# Document passage:
=-=-=-=-=

So, you’ve planned your trip to Jordan, at the top of the to-do list is Petra (of course) and probably second to the infamous archaeological site is the Dead Sea. But what about Wadi Rum? If a Wadi Rum Camp isn’t on your radar, you need to put it on there, pronto.
Wadi Rum really is up there with the likes of Petra and the Dead Sea in terms of awesomeness. It’s also a UNESCO World Heritage listed site.
The name Wadi Rum translates to ‘Roman Valley’. It’s technically a valley, although at times, whilst in Wadi Rum all you see is a huge expanse of desert as far as the eye can see. The sand and rock formations are a beautiful red colour, formed from sandstone and granite.
Wadi Rum is situated in South Jordan with the nearest largest town of Aqaba (Aqaba is basically your gateway to the dive hot spots in the Red Sea). It’s about 60km away.
A quick bit of history
- Wadi Rum has been inhabited since prehistoric times, but you find various archaeological sites in the park dating back to the Nabataeans at around 6BC. Evidence of their civilisation can be seen in rock paintings in the area.
- You’ve heard of Lawrence of Arabia, the 1962 British made film based on the life of Officer T. E. Lawrence? Lawrence passed through Wadi Rum several times during his time in the military. There is even a carving to commemorate him, keep reading to see it!
- The main group of people who reside in the Wadi Rum desert now are the Bedouin. These ‘desert dwellers’ (yes, Bedouin translates to that) throughout history were nomadic tribespeople’s, although most modern-day Bedouin will most likely live in a home with all mod-cons. They still have a strong holding on their heritage. And yes, they are milking this heritage in the form of offering the full Bedouin experience in the guise of the Wadi Rum Camp to tourists. I highly recommend you do this.
Which Wadi Rum Camp to choose?
There are a multitude of camps to stay at covering every budget. The high end ‘space capsules’ look like white bubbles sat in the red sand. These are priced at about 100JD and often more per night.
At the opposite end of the scale, you can experience a Wadi Rum Camp in the most basic form, literally a ‘night under the stars’ is a sleeping bag, in the open, on the floor and a fire for warmth. Perfect for panoramic viewing of the Milky Way.

=-=-=-=-=

# Excerpted records:
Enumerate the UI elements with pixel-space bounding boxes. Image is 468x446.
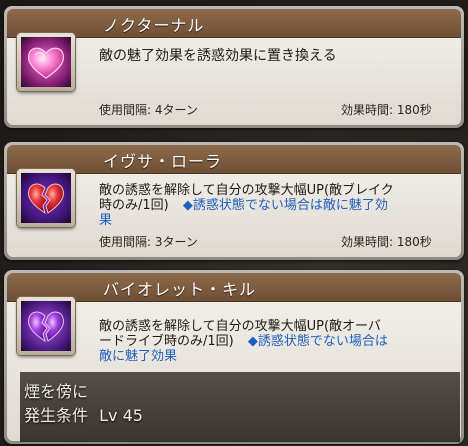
condition-note-cont: 果 (99, 213, 113, 228)
pink-heart-icon (17, 33, 75, 91)
description-line-part: ードライブ時のみ/1回) (99, 334, 234, 349)
broken-violet-heart-icon (17, 297, 75, 355)
broken-red-heart-icon (17, 169, 75, 227)
skill-name: バイオレット・キル (103, 280, 257, 299)
condition-note-cont: 敵に魅了効果 (99, 349, 178, 364)
skill-name: ノクターナル (103, 16, 205, 35)
skill-description: 敵の魅了効果を誘惑効果に置き換える (99, 49, 337, 64)
description-line-part: 時のみ/1回) (99, 198, 169, 213)
condition-note: ◆誘惑状態でない場合は (247, 334, 388, 349)
unlock-level: Lv 45 (99, 406, 143, 425)
skill-card-body: ノクターナル 敵の魅了効果を誘惑効果に置き換える 使用間隔: 4ターン 効果時間… (7, 9, 461, 125)
skill-card-nocturnal[interactable]: ノクターナル 敵の魅了効果を誘惑効果に置き換える 使用間隔: 4ターン 効果時間… (4, 6, 464, 128)
description-line: ードライブ時のみ/1回) ◆誘惑状態でない場合は (99, 334, 449, 349)
cooldown-text: 使用間隔: 4ターン (99, 103, 198, 117)
duration-text: 効果時間: 180秒 (341, 235, 432, 249)
skill-description: 敵の誘惑を解除して自分の攻撃大幅UP(敵オーバ ードライブ時のみ/1回) ◆誘惑… (99, 319, 449, 364)
skill-card-iveusa-lora[interactable]: イヴサ・ローラ 敵の誘惑を解除して自分の攻撃大幅UP(敵ブレイク 時のみ/1回)… (4, 142, 464, 260)
skill-title-bar: ノクターナル (7, 9, 461, 38)
description-line: 敵の誘惑を解除して自分の攻撃大幅UP(敵オーバ (99, 319, 381, 334)
duration-text: 効果時間: 180秒 (341, 103, 432, 117)
description-line: 敵の誘惑を解除して自分の攻撃大幅UP(敵ブレイク (99, 183, 394, 198)
skill-card-body: イヴサ・ローラ 敵の誘惑を解除して自分の攻撃大幅UP(敵ブレイク 時のみ/1回)… (7, 145, 461, 257)
cooldown-text: 使用間隔: 3ターン (99, 235, 198, 249)
skill-list-screen: ノクターナル 敵の魅了効果を誘惑効果に置き換える 使用間隔: 4ターン 効果時間… (0, 0, 468, 446)
skill-description: 敵の誘惑を解除して自分の攻撃大幅UP(敵ブレイク 時のみ/1回) ◆誘惑状態でな… (99, 183, 449, 228)
skill-title-bar: イヴサ・ローラ (7, 145, 461, 174)
unlock-condition: 発生条件 Lv 45 (24, 402, 143, 426)
skill-name: イヴサ・ローラ (103, 152, 223, 171)
unlock-label: 煙を傍に (24, 382, 89, 401)
skill-title-bar: バイオレット・キル (7, 273, 461, 302)
condition-label: 発生条件 (24, 406, 89, 425)
description-line: 時のみ/1回) ◆誘惑状態でない場合は敵に魅了効 (99, 198, 449, 213)
description-line: 敵の魅了効果を誘惑効果に置き換える (99, 48, 337, 64)
condition-note: ◆誘惑状態でない場合は敵に魅了効 (182, 198, 388, 213)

=-=-=-=-=

# Stated problem 1:
In the Wadi Rum article, what does the name Wadi Rum translate to?
# Stated problem 2:
Using the Wadi Rum article, explain in one to three sentences why the writer says a Wadi Rum camp should be on a Jordan trip plan.
# Stated problem 3:
Please write the next part of the Wadi Rum article, picking up after its final sentence.

# Task answer 1:
Roman Valley.

# Task answer 2:
The writer considers Wadi Rum as awesome as Petra and the Dead Sea. It is also a UNESCO World Heritage listed site.

# Task answer 3:
I went mid-range, so still very basic but at least with a tent over my head.
Wadi Rum Camp Typical Itinerary
The standard thing to do in Wadi Rum is the 4×4 jeep tour. You can self-drive or have a guide. I chose the guided option and sat in the back of the trailer with the thrill of the warm desert air blowing through my now very matted and dust locks. There are loads of points of interest to see, and the jeep tour range from 2, 4, 6 hours and upwards
1) Dune and Rock Climb and Lookout
First stop was a giant dune to climb up, expect sand to get everywhere! Climbing a sand dune is easier said than done, sand is REALLY tricky to climb, the rocks, on the other hand, are very easy to climb due to their gritty sandstone surface to give some traction on your shoes. Even on tread-less ancient tennis shoes! Having said that, the gritty surface also grazes knees fairly easily. A double-edged sword I think!
2) Ancient Nabatean Petroglyphs
We visited ancient Petroglyphs carved into the face of Jabal Anfishiyyeh, symbols such as camels and people are etched into the rock. I did ask what the difference was between a Petroglyph and a Hieroglyph; I was told the first is basically pictures telling a story, like a modern-day comic strip. And that a Hieroglyph is actual writings.
You can view these from the ground, but also there is a nice climbable boulder which takes you up higher for a closer look.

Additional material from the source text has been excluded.